Aim of the task - Produce an exact copy of the lines from the line containing "OCR this image." through the last line of the entries below, and only those lines.

## START Input rows

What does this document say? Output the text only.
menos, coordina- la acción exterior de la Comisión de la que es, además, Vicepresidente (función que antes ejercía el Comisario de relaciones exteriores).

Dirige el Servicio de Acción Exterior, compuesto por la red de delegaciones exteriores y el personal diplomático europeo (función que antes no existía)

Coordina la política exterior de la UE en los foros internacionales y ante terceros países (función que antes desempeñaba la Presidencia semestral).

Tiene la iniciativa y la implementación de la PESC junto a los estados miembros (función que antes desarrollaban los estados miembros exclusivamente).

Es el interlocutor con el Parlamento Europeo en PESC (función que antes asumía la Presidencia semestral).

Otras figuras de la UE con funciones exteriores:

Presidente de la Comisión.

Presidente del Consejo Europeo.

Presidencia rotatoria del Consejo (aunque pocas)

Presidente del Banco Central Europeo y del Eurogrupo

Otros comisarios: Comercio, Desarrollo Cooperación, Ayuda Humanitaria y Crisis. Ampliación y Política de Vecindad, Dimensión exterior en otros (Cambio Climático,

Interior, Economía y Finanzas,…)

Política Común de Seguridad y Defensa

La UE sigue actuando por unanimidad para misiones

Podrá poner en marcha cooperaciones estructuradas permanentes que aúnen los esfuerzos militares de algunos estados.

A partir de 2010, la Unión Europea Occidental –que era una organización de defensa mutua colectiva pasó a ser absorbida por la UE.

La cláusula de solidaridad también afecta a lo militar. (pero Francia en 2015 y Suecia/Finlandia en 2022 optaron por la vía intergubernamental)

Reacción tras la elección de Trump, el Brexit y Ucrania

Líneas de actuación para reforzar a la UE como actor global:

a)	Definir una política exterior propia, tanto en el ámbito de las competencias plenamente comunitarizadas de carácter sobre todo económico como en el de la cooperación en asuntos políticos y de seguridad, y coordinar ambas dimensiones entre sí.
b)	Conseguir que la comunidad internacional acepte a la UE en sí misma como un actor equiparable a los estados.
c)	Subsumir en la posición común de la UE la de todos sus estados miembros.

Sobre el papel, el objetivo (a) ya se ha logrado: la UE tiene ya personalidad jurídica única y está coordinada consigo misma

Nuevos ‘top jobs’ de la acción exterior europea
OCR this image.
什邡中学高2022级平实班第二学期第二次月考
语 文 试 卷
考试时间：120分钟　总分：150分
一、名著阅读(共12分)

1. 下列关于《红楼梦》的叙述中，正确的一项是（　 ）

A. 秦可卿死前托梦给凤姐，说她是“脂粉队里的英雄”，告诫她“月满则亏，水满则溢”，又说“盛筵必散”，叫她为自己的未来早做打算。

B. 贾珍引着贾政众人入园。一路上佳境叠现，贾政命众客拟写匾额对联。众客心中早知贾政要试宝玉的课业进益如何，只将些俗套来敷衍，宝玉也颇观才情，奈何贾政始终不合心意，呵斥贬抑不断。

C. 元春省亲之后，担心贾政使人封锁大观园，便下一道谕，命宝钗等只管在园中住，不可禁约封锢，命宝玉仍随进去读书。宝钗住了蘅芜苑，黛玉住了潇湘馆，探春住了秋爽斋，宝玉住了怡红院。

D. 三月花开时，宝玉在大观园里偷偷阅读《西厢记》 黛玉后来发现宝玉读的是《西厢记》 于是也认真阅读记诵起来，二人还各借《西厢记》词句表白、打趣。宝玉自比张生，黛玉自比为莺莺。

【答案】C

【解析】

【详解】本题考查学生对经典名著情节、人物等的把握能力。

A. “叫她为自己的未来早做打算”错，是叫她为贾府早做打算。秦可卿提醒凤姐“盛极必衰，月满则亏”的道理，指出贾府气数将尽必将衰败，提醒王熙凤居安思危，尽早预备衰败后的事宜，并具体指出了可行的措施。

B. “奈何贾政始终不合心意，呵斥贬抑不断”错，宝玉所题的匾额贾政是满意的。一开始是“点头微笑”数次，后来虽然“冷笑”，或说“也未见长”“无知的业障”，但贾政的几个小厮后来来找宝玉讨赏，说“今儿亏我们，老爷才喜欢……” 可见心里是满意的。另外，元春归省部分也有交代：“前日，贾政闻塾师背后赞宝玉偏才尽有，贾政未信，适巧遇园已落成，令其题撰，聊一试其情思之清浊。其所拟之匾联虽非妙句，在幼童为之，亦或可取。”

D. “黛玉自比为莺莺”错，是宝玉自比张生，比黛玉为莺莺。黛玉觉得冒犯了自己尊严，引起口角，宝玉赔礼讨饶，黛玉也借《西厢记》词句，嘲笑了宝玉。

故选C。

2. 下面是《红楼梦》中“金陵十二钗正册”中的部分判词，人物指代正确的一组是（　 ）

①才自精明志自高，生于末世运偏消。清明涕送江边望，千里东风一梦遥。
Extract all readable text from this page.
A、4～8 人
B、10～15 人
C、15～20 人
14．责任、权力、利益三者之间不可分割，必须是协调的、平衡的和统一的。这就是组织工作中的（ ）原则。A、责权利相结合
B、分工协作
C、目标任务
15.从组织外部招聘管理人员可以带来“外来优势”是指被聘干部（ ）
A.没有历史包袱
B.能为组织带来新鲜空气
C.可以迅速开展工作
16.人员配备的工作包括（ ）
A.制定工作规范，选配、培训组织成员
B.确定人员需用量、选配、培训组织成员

## END Input rows

Answer in full -
OCR this image.
什邡中学高2022级平实班第二学期第二次月考
语 文 试 卷
考试时间：120分钟　总分：150分
一、名著阅读(共12分)

1. 下列关于《红楼梦》的叙述中，正确的一项是（　 ）

A. 秦可卿死前托梦给凤姐，说她是“脂粉队里的英雄”，告诫她“月满则亏，水满则溢”，又说“盛筵必散”，叫她为自己的未来早做打算。

B. 贾珍引着贾政众人入园。一路上佳境叠现，贾政命众客拟写匾额对联。众客心中早知贾政要试宝玉的课业进益如何，只将些俗套来敷衍，宝玉也颇观才情，奈何贾政始终不合心意，呵斥贬抑不断。

C. 元春省亲之后，担心贾政使人封锁大观园，便下一道谕，命宝钗等只管在园中住，不可禁约封锢，命宝玉仍随进去读书。宝钗住了蘅芜苑，黛玉住了潇湘馆，探春住了秋爽斋，宝玉住了怡红院。

D. 三月花开时，宝玉在大观园里偷偷阅读《西厢记》 黛玉后来发现宝玉读的是《西厢记》 于是也认真阅读记诵起来，二人还各借《西厢记》词句表白、打趣。宝玉自比张生，黛玉自比为莺莺。

【答案】C

【解析】

【详解】本题考查学生对经典名著情节、人物等的把握能力。

A. “叫她为自己的未来早做打算”错，是叫她为贾府早做打算。秦可卿提醒凤姐“盛极必衰，月满则亏”的道理，指出贾府气数将尽必将衰败，提醒王熙凤居安思危，尽早预备衰败后的事宜，并具体指出了可行的措施。

B. “奈何贾政始终不合心意，呵斥贬抑不断”错，宝玉所题的匾额贾政是满意的。一开始是“点头微笑”数次，后来虽然“冷笑”，或说“也未见长”“无知的业障”，但贾政的几个小厮后来来找宝玉讨赏，说“今儿亏我们，老爷才喜欢……” 可见心里是满意的。另外，元春归省部分也有交代：“前日，贾政闻塾师背后赞宝玉偏才尽有，贾政未信，适巧遇园已落成，令其题撰，聊一试其情思之清浊。其所拟之匾联虽非妙句，在幼童为之，亦或可取。”

D. “黛玉自比为莺莺”错，是宝玉自比张生，比黛玉为莺莺。黛玉觉得冒犯了自己尊严，引起口角，宝玉赔礼讨饶，黛玉也借《西厢记》词句，嘲笑了宝玉。

故选C。

2. 下面是《红楼梦》中“金陵十二钗正册”中的部分判词，人物指代正确的一组是（　 ）

①才自精明志自高，生于末世运偏消。清明涕送江边望，千里东风一梦遥。
Extract all readable text from this page.
A、4～8 人
B、10～15 人
C、15～20 人
14．责任、权力、利益三者之间不可分割，必须是协调的、平衡的和统一的。这就是组织工作中的（ ）原则。A、责权利相结合
B、分工协作
C、目标任务
15.从组织外部招聘管理人员可以带来“外来优势”是指被聘干部（ ）
A.没有历史包袱
B.能为组织带来新鲜空气
C.可以迅速开展工作
16.人员配备的工作包括（ ）
A.制定工作规范，选配、培训组织成员
B.确定人员需用量、选配、培训组织成员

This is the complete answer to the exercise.